Exercise: Extract the lines that hold the string "which".

[Extracted data entries]
start

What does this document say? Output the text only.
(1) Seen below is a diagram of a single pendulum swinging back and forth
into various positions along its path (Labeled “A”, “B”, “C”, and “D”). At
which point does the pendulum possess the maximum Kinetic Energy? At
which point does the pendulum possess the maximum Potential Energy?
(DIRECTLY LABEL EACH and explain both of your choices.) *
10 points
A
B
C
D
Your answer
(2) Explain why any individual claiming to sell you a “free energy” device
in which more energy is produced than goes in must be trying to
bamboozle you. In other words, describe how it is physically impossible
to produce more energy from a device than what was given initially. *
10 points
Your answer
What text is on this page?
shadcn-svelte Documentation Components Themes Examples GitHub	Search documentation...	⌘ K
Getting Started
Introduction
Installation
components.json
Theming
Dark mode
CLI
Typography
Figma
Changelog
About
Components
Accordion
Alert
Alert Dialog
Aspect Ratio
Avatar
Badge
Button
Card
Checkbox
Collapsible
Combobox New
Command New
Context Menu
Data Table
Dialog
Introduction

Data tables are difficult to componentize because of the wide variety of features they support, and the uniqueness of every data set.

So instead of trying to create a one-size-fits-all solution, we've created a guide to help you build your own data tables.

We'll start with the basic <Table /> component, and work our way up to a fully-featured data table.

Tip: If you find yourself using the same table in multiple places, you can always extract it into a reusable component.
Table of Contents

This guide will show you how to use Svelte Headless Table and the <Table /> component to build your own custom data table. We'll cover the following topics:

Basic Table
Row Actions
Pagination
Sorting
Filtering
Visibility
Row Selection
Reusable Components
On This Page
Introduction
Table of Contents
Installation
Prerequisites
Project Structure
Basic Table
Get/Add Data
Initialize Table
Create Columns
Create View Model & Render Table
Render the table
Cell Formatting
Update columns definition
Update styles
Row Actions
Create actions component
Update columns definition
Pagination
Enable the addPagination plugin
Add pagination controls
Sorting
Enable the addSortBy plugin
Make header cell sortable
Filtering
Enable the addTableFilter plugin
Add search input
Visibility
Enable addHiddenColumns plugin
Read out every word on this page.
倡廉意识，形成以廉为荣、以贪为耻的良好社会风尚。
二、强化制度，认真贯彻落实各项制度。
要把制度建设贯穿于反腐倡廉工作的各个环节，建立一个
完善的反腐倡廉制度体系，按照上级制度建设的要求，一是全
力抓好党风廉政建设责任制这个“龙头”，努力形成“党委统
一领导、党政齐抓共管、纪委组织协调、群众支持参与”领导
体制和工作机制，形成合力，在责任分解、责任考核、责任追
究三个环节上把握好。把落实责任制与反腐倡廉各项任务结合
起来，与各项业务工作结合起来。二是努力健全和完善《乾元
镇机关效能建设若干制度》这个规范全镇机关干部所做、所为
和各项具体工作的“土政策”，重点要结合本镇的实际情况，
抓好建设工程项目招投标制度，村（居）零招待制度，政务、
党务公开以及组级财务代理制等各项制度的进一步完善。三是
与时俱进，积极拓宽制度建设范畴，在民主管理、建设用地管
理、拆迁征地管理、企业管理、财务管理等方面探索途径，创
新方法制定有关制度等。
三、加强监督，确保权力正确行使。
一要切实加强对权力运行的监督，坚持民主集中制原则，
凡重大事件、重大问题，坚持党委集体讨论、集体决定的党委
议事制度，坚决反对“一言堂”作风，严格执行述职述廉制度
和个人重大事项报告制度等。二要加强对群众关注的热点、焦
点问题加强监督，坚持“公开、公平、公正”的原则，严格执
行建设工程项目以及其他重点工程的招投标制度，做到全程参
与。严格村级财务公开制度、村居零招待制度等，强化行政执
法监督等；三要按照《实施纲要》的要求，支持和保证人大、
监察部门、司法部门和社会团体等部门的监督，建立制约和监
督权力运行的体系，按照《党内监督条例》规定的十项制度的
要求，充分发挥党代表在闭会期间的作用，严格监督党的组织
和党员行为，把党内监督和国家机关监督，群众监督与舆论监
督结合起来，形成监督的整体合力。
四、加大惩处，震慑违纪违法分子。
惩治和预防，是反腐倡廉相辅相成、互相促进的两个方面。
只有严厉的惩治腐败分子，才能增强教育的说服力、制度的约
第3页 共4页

end

Response for this exercise:
which point does the pendulum possess the maximum Kinetic Energy? At
which point does the pendulum possess the maximum Potential Energy?
in which more energy is produced than goes in must be trying to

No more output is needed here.